### Supplied entries ###
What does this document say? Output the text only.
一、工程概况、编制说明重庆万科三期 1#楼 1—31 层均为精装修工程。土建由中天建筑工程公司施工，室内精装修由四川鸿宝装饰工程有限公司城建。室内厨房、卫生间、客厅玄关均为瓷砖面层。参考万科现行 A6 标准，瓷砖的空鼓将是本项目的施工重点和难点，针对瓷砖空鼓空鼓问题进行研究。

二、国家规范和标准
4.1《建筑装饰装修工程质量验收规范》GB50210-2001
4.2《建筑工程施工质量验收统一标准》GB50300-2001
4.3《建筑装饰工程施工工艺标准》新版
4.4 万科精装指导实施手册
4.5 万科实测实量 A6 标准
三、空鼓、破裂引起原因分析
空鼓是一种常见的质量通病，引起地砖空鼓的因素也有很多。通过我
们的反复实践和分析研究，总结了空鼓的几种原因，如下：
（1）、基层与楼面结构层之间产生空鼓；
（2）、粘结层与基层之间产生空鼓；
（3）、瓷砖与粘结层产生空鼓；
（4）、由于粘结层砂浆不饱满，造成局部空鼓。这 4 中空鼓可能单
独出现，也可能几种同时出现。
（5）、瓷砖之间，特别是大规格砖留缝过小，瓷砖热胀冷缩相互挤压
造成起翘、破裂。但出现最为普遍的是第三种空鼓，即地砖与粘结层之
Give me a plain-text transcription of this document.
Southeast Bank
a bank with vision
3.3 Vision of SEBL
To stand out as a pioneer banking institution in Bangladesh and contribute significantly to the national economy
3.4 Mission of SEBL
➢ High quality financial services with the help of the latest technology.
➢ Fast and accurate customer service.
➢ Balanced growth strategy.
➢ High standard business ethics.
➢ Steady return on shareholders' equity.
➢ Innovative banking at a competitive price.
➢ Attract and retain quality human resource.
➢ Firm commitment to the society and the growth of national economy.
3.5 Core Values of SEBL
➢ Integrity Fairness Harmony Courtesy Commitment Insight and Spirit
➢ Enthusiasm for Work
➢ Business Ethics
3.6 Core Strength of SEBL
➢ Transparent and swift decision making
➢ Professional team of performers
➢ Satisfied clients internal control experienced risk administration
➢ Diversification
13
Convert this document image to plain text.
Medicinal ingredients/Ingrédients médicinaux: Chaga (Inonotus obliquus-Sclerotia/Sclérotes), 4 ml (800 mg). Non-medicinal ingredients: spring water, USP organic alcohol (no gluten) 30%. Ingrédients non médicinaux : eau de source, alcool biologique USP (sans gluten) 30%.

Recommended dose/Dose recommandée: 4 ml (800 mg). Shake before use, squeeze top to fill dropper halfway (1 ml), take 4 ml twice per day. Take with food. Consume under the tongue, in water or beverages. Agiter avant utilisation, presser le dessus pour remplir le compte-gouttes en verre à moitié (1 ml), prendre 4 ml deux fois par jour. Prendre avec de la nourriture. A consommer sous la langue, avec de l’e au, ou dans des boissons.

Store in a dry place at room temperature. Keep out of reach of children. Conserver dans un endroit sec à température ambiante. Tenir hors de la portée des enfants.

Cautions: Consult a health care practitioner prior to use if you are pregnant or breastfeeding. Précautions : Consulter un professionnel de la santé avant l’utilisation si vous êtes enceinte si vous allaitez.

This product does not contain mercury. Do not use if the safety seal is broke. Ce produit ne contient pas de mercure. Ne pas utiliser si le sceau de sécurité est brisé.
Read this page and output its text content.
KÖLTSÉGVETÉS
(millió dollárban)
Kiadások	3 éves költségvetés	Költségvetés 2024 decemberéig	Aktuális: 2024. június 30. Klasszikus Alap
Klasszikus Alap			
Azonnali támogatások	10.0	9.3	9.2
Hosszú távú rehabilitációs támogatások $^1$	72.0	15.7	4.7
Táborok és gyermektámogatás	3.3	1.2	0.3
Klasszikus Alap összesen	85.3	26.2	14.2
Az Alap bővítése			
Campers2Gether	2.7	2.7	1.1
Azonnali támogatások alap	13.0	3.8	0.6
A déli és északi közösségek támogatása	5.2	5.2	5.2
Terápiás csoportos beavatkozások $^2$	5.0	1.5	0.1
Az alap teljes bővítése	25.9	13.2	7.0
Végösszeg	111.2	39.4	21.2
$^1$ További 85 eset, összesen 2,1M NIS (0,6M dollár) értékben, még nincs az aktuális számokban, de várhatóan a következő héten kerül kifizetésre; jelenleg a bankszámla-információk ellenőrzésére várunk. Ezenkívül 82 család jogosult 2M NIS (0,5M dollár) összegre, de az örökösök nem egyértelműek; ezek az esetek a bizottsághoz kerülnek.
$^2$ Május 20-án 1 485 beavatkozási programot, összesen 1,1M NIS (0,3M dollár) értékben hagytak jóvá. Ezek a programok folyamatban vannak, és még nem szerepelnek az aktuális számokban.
###
> [Your instructions] Where does the word "High" appear in the listing? List each line that holds it.

> [Reply]
➢ High quality financial services with the help of the latest technology.
➢ High standard business ethics.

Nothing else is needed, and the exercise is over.